─── Supplied entries ───

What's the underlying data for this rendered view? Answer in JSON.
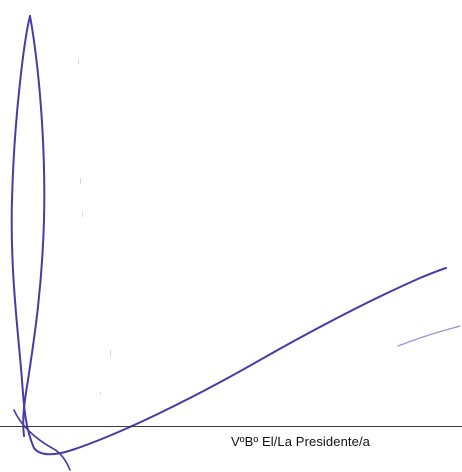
{
  "footer": {
    "caption": "VºBº El/La Presidente/a"
  },
  "colors": {
    "ink": "#4a3aa8",
    "rule": "#3b3b3b"
  }
}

───

__Task description__:
Reproduce every line exactly and omit all pictures.

__Complete output__:
What's the underlying data for this rendered view? Answer in JSON.
{
  "footer": {
    "caption": "VºBº El/La Presidente/a"
  },
  "colors": {
    "ink": "#4a3aa8",
    "rule": "#3b3b3b"
  }
}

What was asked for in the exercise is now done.